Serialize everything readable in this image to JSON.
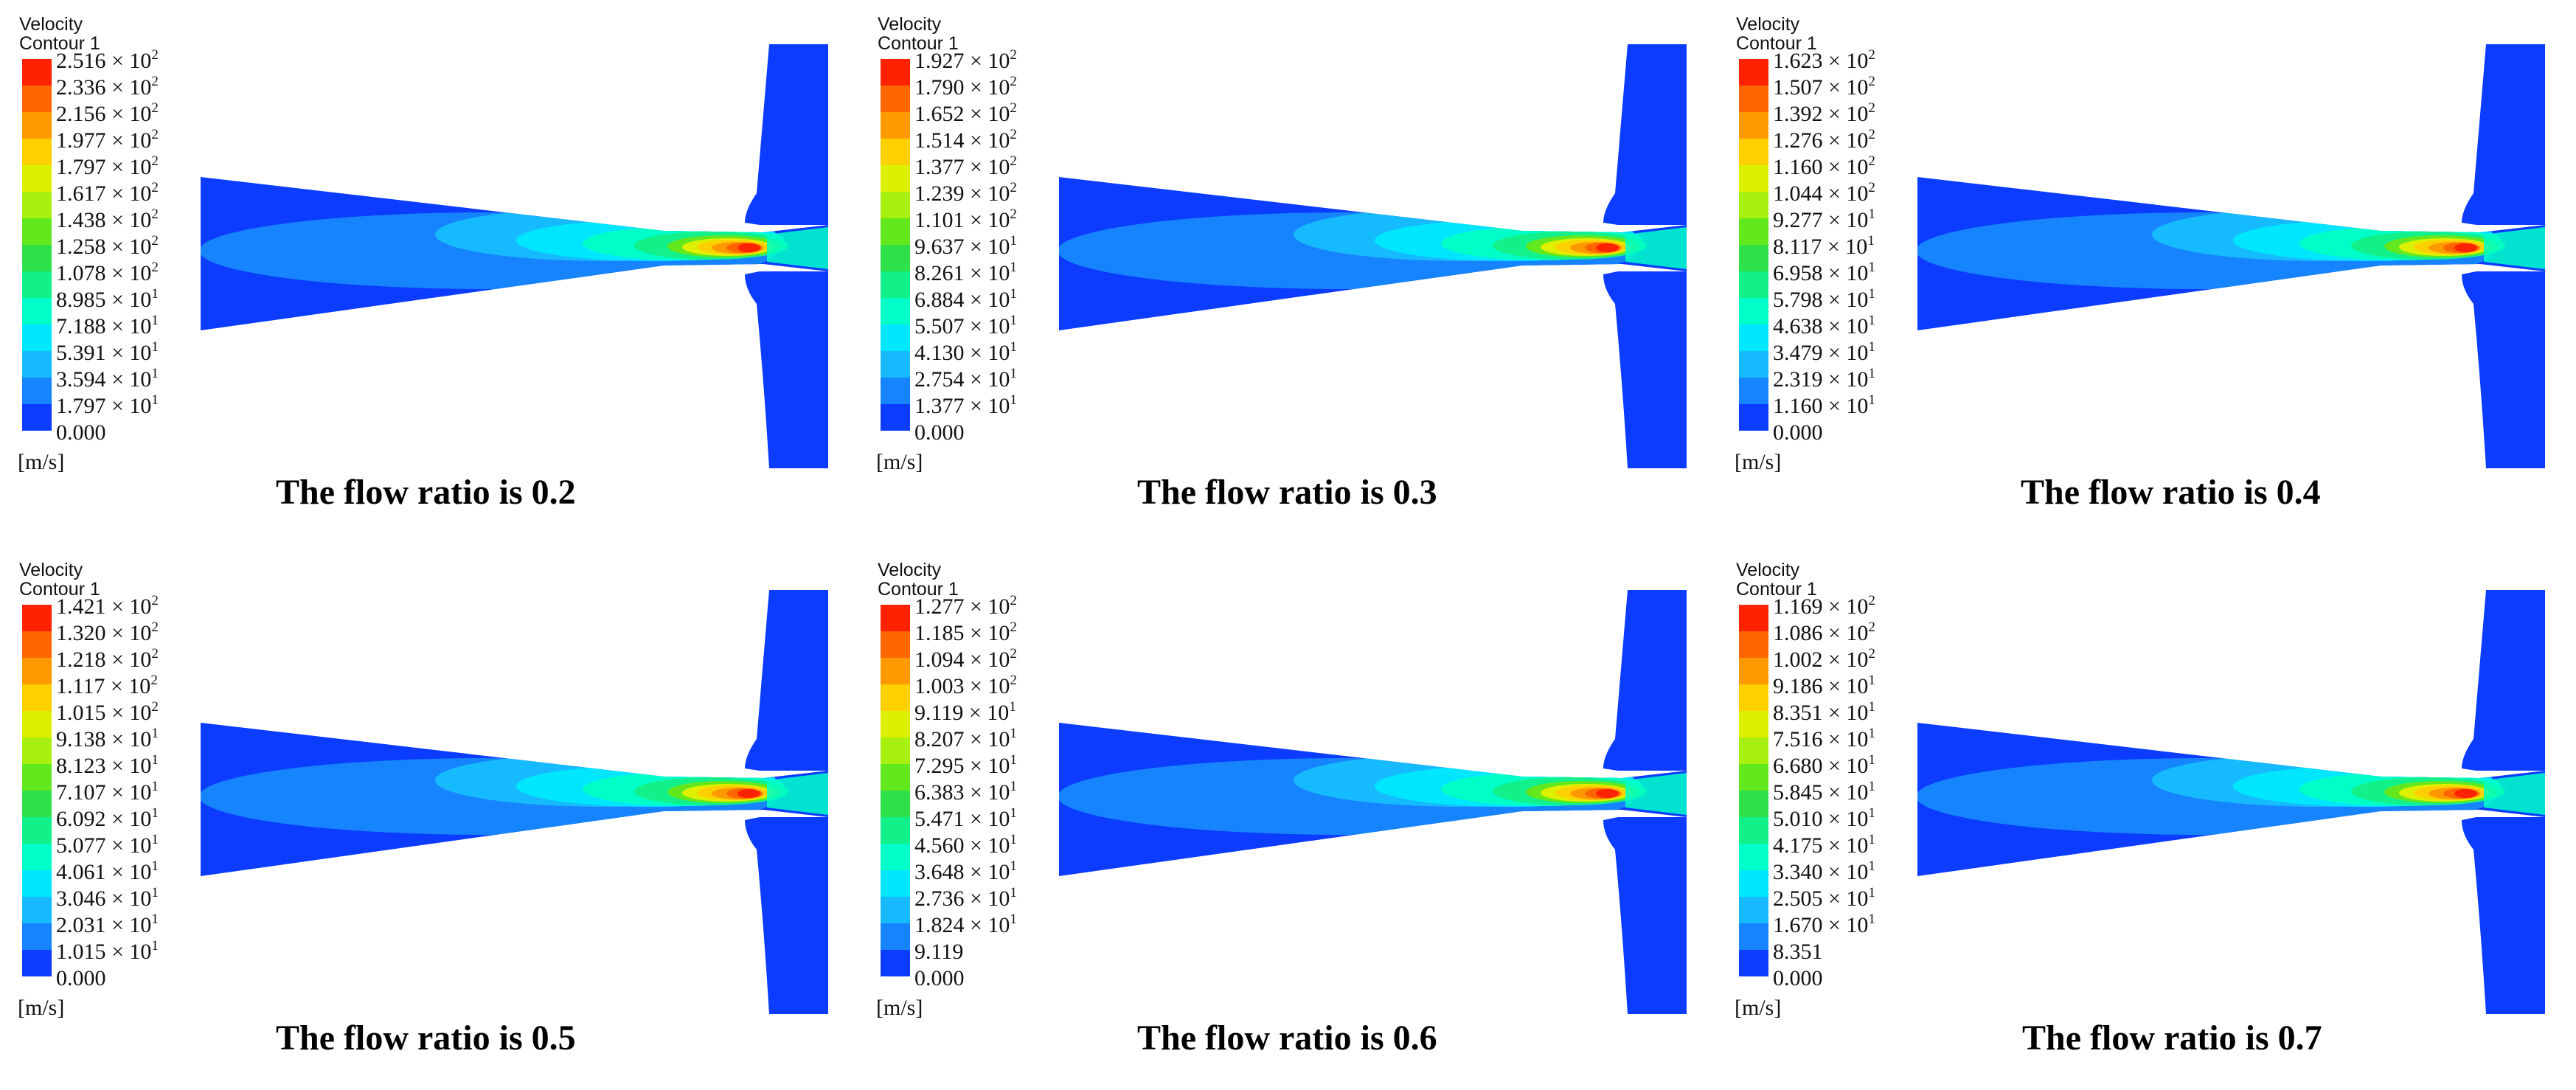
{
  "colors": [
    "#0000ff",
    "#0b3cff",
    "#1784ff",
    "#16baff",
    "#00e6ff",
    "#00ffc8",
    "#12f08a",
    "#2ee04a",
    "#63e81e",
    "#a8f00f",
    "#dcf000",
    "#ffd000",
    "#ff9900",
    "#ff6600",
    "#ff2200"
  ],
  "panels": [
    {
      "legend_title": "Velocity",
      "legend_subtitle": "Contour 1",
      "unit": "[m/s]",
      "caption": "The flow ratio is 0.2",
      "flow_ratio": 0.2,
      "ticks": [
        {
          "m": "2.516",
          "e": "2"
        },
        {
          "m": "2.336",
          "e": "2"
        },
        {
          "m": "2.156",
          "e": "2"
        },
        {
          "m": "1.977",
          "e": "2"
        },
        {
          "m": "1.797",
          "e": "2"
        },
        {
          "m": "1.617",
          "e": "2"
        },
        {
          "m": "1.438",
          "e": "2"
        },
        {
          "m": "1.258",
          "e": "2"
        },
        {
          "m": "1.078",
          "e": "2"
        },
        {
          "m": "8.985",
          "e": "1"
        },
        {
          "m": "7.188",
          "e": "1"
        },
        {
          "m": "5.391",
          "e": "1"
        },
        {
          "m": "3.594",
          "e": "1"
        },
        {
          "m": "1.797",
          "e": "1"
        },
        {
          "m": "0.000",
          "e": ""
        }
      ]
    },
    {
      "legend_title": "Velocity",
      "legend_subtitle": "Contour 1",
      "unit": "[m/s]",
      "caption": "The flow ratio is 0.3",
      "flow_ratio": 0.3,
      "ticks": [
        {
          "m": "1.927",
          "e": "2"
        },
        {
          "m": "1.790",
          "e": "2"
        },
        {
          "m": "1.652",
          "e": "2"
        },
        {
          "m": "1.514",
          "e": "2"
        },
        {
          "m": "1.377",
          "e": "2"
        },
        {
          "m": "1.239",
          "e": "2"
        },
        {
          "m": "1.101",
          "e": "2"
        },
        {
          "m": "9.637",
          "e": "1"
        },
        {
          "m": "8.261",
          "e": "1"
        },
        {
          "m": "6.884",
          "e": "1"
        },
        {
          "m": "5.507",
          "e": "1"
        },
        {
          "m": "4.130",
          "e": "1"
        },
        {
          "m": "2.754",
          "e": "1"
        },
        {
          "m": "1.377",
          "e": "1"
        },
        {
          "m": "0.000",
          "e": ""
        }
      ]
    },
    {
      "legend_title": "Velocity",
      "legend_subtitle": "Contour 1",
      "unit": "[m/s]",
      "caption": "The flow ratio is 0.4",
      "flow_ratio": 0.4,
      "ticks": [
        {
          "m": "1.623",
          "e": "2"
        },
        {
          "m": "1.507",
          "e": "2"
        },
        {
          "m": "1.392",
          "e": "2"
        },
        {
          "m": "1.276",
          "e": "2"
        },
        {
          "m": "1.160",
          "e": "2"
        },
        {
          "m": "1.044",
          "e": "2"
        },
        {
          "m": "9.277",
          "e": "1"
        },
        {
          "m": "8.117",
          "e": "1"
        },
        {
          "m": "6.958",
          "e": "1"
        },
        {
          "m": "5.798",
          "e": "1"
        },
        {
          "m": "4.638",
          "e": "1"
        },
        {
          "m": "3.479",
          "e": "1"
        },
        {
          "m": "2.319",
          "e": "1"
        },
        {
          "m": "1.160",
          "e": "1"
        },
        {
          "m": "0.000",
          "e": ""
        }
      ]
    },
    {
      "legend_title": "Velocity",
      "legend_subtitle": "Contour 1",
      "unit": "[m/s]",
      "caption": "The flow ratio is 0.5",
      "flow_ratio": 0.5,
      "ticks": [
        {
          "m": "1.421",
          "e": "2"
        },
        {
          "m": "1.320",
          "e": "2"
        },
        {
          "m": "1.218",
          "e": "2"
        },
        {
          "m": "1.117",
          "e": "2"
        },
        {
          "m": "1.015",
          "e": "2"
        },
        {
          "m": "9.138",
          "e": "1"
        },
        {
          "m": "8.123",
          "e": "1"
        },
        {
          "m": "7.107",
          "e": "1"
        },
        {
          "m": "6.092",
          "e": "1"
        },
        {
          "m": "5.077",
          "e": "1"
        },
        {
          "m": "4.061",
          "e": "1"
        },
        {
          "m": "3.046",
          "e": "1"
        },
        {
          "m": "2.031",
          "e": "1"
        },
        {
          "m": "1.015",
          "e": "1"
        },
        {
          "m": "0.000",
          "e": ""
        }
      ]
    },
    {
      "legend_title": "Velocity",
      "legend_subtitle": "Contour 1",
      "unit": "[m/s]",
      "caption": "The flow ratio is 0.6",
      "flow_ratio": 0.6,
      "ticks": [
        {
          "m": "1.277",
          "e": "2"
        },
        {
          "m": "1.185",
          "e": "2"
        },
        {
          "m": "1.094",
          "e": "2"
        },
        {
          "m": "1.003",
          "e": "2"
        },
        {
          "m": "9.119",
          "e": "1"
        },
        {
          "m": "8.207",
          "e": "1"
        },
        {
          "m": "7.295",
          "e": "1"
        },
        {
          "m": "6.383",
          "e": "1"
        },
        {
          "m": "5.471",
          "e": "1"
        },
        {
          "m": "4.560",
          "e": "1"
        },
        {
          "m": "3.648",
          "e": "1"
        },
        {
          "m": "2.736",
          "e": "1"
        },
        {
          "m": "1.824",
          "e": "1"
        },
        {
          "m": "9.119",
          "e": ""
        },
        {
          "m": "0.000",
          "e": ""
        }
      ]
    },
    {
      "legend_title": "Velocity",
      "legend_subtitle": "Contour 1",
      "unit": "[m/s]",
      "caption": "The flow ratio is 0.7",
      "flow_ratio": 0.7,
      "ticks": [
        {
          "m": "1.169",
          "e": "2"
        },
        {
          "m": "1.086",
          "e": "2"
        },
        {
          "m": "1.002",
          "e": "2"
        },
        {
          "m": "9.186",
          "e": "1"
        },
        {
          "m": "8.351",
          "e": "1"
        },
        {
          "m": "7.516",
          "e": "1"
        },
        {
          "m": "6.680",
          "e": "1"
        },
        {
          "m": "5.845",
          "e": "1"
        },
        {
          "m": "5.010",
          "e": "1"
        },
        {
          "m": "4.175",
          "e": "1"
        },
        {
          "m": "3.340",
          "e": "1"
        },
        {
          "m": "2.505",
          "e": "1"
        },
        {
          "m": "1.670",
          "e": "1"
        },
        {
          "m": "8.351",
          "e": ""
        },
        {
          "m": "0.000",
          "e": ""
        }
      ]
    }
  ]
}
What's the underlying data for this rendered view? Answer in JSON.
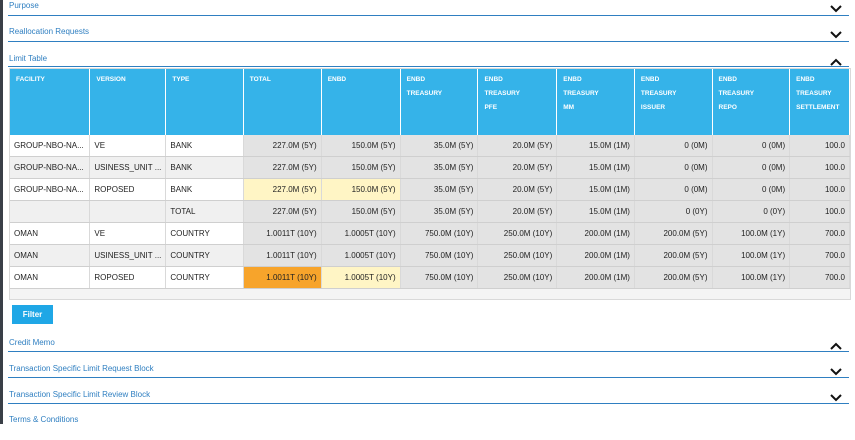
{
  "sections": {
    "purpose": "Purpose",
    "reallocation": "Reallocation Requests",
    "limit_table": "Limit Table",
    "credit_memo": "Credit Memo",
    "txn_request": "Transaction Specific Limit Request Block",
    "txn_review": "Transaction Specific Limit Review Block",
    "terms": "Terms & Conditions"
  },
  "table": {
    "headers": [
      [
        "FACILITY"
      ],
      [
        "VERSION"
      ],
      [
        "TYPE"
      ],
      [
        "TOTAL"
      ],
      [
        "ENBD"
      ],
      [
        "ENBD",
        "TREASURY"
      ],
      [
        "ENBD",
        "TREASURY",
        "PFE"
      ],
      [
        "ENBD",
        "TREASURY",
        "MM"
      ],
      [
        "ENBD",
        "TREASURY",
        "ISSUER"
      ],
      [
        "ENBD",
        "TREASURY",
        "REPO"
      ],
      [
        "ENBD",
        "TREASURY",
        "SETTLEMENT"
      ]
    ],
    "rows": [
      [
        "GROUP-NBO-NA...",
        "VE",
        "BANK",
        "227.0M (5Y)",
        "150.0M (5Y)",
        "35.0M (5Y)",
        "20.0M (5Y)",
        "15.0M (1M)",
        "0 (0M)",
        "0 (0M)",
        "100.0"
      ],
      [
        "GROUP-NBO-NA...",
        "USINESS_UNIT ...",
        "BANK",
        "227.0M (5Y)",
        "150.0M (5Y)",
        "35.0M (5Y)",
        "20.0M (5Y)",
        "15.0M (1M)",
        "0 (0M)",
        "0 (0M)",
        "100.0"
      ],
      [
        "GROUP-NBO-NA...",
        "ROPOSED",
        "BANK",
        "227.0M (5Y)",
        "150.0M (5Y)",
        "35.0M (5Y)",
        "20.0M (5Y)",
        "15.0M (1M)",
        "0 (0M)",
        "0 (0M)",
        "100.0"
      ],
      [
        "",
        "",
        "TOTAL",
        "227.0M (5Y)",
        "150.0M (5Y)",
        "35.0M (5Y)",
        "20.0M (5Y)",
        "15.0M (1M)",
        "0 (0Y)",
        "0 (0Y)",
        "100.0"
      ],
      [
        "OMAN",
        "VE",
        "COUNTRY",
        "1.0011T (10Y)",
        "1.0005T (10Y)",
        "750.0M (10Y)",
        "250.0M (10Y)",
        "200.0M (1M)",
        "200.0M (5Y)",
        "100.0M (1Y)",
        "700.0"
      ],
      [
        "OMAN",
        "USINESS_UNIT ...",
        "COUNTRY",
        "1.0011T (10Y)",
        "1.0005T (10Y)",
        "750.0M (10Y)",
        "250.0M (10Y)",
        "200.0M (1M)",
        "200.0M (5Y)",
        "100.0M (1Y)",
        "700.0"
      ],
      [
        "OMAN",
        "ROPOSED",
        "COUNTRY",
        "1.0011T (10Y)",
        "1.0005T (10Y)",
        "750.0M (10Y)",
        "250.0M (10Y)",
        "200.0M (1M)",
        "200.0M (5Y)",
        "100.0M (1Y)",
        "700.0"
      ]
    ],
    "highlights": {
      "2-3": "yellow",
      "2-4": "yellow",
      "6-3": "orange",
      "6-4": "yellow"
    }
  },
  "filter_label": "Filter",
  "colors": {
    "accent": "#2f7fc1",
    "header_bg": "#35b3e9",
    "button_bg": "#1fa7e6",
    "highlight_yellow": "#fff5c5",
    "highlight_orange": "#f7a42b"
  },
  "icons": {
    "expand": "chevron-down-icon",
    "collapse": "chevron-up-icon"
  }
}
-------------------------
Written instruction>
Wherever the word "Limit" occurs in a line of the listing, copy that line.

Answer to this problem>
    "limit_table": "Limit Table",
    "txn_request": "Transaction Specific Limit Request Block",
    "txn_review": "Transaction Specific Limit Review Block",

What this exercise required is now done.